### Problem
Will you extract the entries word for word? Images should not appear in the copy.
___ Exercise materials
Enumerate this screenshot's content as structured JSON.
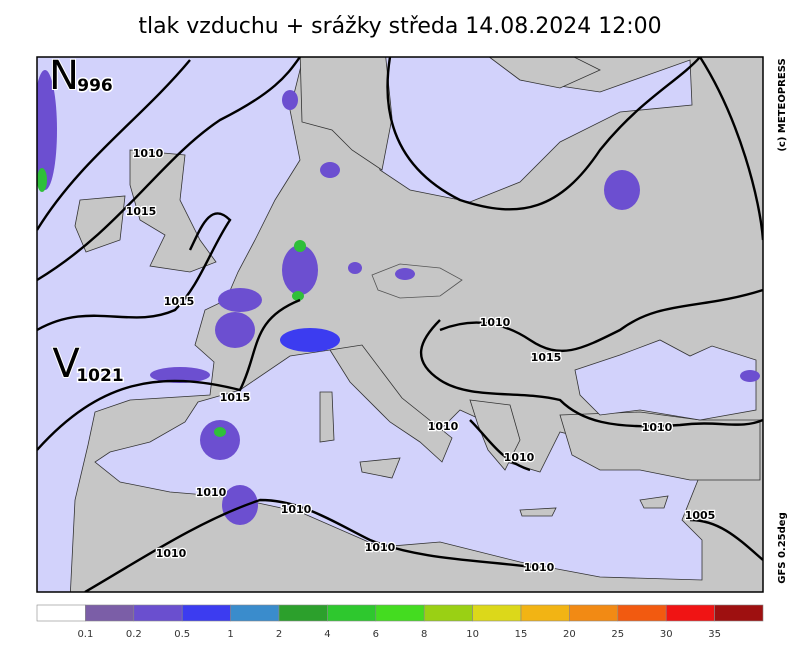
{
  "title": "tlak vzduchu + srážky  středa 14.08.2024 12:00",
  "credit": "(c) METEOPRESS",
  "model": "GFS 0.25deg",
  "centers": [
    {
      "symbol": "N",
      "pressure": 996
    },
    {
      "symbol": "V",
      "pressure": 1021
    }
  ],
  "isobar_labels": [
    1010,
    1015,
    1015,
    1015,
    1010,
    1015,
    1010,
    1010,
    1010,
    1010,
    1010,
    1010,
    1010,
    1010,
    1005
  ],
  "legend": {
    "colors": [
      "#ffffff",
      "#7b5ea7",
      "#6a4fcf",
      "#3c3cf0",
      "#3a8ccc",
      "#2ca02c",
      "#2ec82e",
      "#44dc20",
      "#9ad014",
      "#dcd81a",
      "#f2b414",
      "#f28a14",
      "#f25a10",
      "#f01414",
      "#9e1010"
    ],
    "values": [
      0.1,
      0.2,
      0.5,
      1,
      2,
      4,
      6,
      8,
      10,
      15,
      20,
      25,
      30,
      35
    ]
  }
}
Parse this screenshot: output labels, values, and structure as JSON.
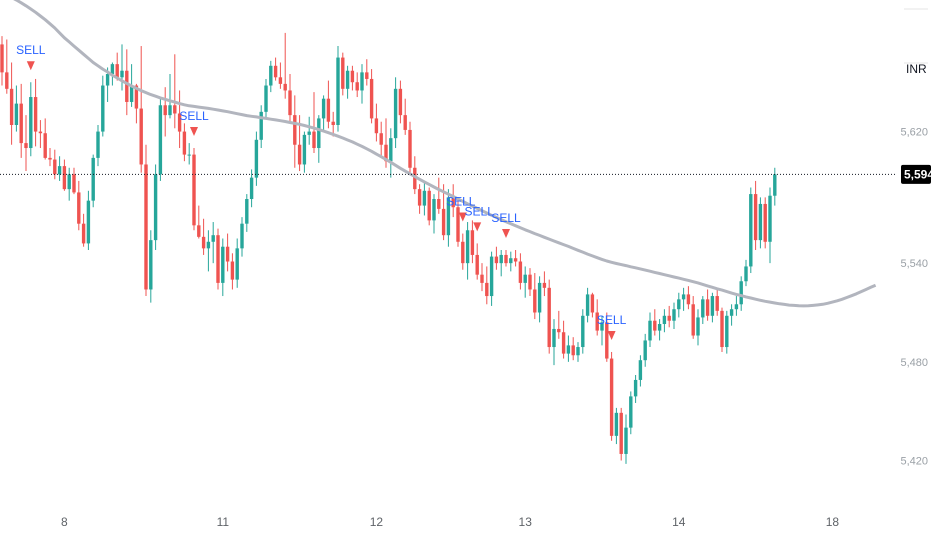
______
### Full response
Enumerate this screenshot's content as structured JSON.
{
  "title": "tlak vzduchu + srážky  středa 14.08.2024 12:00",
  "credit": "(c) METEOPRESS",
  "model": "GFS 0.25deg",
  "centers": [
    {
      "symbol": "N",
      "pressure": 996
    },
    {
      "symbol": "V",
      "pressure": 1021
    }
  ],
  "isobar_labels": [
    1010,
    1015,
    1015,
    1015,
    1010,
    1015,
    1010,
    1010,
    1010,
    1010,
    1010,
    1010,
    1010,
    1010,
    1005
  ],
  "legend": {
    "colors": [
      "#ffffff",
      "#7b5ea7",
      "#6a4fcf",
      "#3c3cf0",
      "#3a8ccc",
      "#2ca02c",
      "#2ec82e",
      "#44dc20",
      "#9ad014",
      "#dcd81a",
      "#f2b414",
      "#f28a14",
      "#f25a10",
      "#f01414",
      "#9e1010"
    ],
    "values": [
      0.1,
      0.2,
      0.5,
      1,
      2,
      4,
      6,
      8,
      10,
      15,
      20,
      25,
      30,
      35
    ]
  }
}
Parse this screenshot: output labels, values, and structure as JSON.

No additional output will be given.